** start of Available data **
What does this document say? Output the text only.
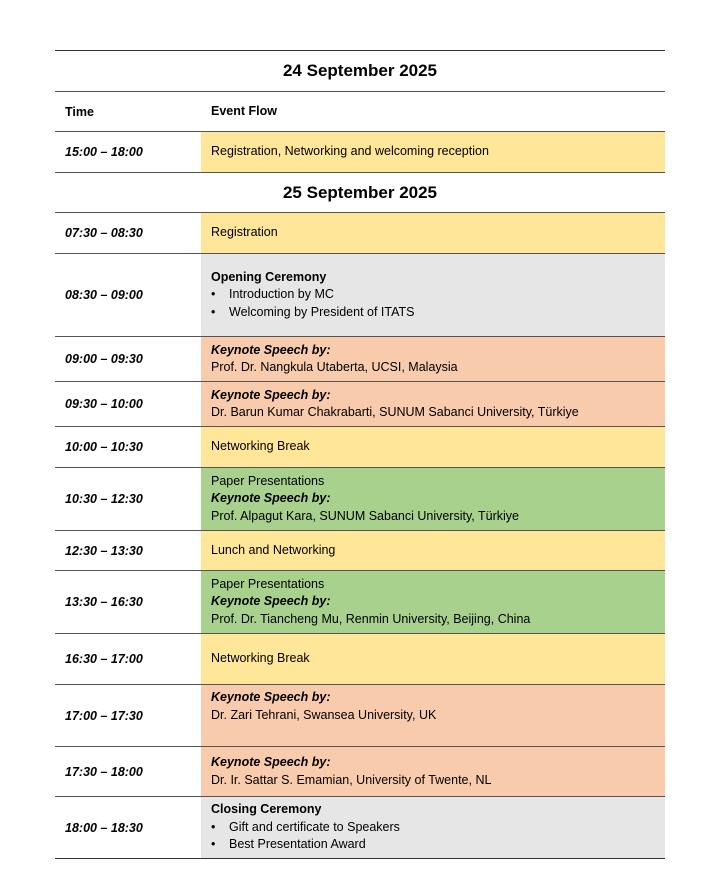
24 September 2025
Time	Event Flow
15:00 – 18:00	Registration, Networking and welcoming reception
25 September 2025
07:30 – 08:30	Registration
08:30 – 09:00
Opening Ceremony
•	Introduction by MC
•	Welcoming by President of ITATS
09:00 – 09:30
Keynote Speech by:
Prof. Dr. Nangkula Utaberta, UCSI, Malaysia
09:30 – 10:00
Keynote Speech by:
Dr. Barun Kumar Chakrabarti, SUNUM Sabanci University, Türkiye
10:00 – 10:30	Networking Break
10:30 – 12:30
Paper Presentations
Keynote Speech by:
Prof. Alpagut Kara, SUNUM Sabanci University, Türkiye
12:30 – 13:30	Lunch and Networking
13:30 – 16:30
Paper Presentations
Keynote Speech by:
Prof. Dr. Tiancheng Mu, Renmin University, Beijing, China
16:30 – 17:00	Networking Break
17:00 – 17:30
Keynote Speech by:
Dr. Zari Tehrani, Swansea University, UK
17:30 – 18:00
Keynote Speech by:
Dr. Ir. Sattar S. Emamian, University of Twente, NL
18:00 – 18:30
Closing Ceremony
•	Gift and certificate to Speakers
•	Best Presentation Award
** end of Available data **
### [What you will do]
Skip the pictures and print each record exactly as it stands.

### [Expected output]
What does this document say? Output the text only.
24 September 2025
Time	Event Flow
15:00 – 18:00	Registration, Networking and welcoming reception
25 September 2025
07:30 – 08:30	Registration
08:30 – 09:00
Opening Ceremony
•	Introduction by MC
•	Welcoming by President of ITATS
09:00 – 09:30
Keynote Speech by:
Prof. Dr. Nangkula Utaberta, UCSI, Malaysia
09:30 – 10:00
Keynote Speech by:
Dr. Barun Kumar Chakrabarti, SUNUM Sabanci University, Türkiye
10:00 – 10:30	Networking Break
10:30 – 12:30
Paper Presentations
Keynote Speech by:
Prof. Alpagut Kara, SUNUM Sabanci University, Türkiye
12:30 – 13:30	Lunch and Networking
13:30 – 16:30
Paper Presentations
Keynote Speech by:
Prof. Dr. Tiancheng Mu, Renmin University, Beijing, China
16:30 – 17:00	Networking Break
17:00 – 17:30
Keynote Speech by:
Dr. Zari Tehrani, Swansea University, UK
17:30 – 18:00
Keynote Speech by:
Dr. Ir. Sattar S. Emamian, University of Twente, NL
18:00 – 18:30
Closing Ceremony
•	Gift and certificate to Speakers
•	Best Presentation Award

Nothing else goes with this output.